__Listed records__.
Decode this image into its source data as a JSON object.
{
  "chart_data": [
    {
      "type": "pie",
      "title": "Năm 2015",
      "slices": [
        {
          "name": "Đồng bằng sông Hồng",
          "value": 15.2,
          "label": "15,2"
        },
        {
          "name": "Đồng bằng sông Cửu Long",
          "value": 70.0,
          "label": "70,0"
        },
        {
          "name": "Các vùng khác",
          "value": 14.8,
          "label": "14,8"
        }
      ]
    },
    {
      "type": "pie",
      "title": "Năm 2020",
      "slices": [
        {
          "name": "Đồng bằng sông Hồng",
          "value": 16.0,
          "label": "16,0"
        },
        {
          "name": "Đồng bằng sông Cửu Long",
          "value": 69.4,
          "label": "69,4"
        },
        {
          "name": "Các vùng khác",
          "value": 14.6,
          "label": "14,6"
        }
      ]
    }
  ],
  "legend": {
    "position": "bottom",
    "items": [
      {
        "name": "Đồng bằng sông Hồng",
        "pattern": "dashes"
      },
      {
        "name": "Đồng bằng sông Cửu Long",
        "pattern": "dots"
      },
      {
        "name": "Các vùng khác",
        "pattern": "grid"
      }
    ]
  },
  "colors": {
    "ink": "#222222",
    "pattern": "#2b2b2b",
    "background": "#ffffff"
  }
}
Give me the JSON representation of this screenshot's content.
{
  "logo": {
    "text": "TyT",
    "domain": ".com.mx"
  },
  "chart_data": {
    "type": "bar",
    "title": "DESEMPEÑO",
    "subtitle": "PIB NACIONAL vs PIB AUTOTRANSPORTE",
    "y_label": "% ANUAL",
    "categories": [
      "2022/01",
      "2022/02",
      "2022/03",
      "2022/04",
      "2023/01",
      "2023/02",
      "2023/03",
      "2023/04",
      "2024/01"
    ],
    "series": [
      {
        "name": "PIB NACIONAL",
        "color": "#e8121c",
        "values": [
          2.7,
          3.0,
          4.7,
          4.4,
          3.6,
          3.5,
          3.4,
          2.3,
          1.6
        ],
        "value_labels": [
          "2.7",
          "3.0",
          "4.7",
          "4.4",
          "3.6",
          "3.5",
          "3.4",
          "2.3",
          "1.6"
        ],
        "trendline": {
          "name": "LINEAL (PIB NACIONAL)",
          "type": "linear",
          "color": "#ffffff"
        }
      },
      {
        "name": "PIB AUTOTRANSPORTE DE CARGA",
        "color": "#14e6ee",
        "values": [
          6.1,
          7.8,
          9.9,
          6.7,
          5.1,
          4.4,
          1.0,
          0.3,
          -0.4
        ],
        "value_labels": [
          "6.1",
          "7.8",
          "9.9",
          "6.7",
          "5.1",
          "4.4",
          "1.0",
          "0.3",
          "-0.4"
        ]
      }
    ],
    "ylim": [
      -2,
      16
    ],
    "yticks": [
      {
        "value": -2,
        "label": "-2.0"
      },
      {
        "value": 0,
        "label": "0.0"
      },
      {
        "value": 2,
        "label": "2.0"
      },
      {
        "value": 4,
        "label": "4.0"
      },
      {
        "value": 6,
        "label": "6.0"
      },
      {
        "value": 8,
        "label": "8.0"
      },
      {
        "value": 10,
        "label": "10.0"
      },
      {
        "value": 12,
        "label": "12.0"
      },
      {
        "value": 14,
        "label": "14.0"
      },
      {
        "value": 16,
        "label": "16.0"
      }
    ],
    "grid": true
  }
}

__Problem__. Transcribe every line of the data, exactly as it stands.

__Full response__.
Decode this image into its source data as a JSON object.
{
  "chart_data": [
    {
      "type": "pie",
      "title": "Năm 2015",
      "slices": [
        {
          "name": "Đồng bằng sông Hồng",
          "value": 15.2,
          "label": "15,2"
        },
        {
          "name": "Đồng bằng sông Cửu Long",
          "value": 70.0,
          "label": "70,0"
        },
        {
          "name": "Các vùng khác",
          "value": 14.8,
          "label": "14,8"
        }
      ]
    },
    {
      "type": "pie",
      "title": "Năm 2020",
      "slices": [
        {
          "name": "Đồng bằng sông Hồng",
          "value": 16.0,
          "label": "16,0"
        },
        {
          "name": "Đồng bằng sông Cửu Long",
          "value": 69.4,
          "label": "69,4"
        },
        {
          "name": "Các vùng khác",
          "value": 14.6,
          "label": "14,6"
        }
      ]
    }
  ],
  "legend": {
    "position": "bottom",
    "items": [
      {
        "name": "Đồng bằng sông Hồng",
        "pattern": "dashes"
      },
      {
        "name": "Đồng bằng sông Cửu Long",
        "pattern": "dots"
      },
      {
        "name": "Các vùng khác",
        "pattern": "grid"
      }
    ]
  },
  "colors": {
    "ink": "#222222",
    "pattern": "#2b2b2b",
    "background": "#ffffff"
  }
}
Give me the JSON representation of this screenshot's content.
{
  "logo": {
    "text": "TyT",
    "domain": ".com.mx"
  },
  "chart_data": {
    "type": "bar",
    "title": "DESEMPEÑO",
    "subtitle": "PIB NACIONAL vs PIB AUTOTRANSPORTE",
    "y_label": "% ANUAL",
    "categories": [
      "2022/01",
      "2022/02",
      "2022/03",
      "2022/04",
      "2023/01",
      "2023/02",
      "2023/03",
      "2023/04",
      "2024/01"
    ],
    "series": [
      {
        "name": "PIB NACIONAL",
        "color": "#e8121c",
        "values": [
          2.7,
          3.0,
          4.7,
          4.4,
          3.6,
          3.5,
          3.4,
          2.3,
          1.6
        ],
        "value_labels": [
          "2.7",
          "3.0",
          "4.7",
          "4.4",
          "3.6",
          "3.5",
          "3.4",
          "2.3",
          "1.6"
        ],
        "trendline": {
          "name": "LINEAL (PIB NACIONAL)",
          "type": "linear",
          "color": "#ffffff"
        }
      },
      {
        "name": "PIB AUTOTRANSPORTE DE CARGA",
        "color": "#14e6ee",
        "values": [
          6.1,
          7.8,
          9.9,
          6.7,
          5.1,
          4.4,
          1.0,
          0.3,
          -0.4
        ],
        "value_labels": [
          "6.1",
          "7.8",
          "9.9",
          "6.7",
          "5.1",
          "4.4",
          "1.0",
          "0.3",
          "-0.4"
        ]
      }
    ],
    "ylim": [
      -2,
      16
    ],
    "yticks": [
      {
        "value": -2,
        "label": "-2.0"
      },
      {
        "value": 0,
        "label": "0.0"
      },
      {
        "value": 2,
        "label": "2.0"
      },
      {
        "value": 4,
        "label": "4.0"
      },
      {
        "value": 6,
        "label": "6.0"
      },
      {
        "value": 8,
        "label": "8.0"
      },
      {
        "value": 10,
        "label": "10.0"
      },
      {
        "value": 12,
        "label": "12.0"
      },
      {
        "value": 14,
        "label": "14.0"
      },
      {
        "value": 16,
        "label": "16.0"
      }
    ],
    "grid": true
  }
}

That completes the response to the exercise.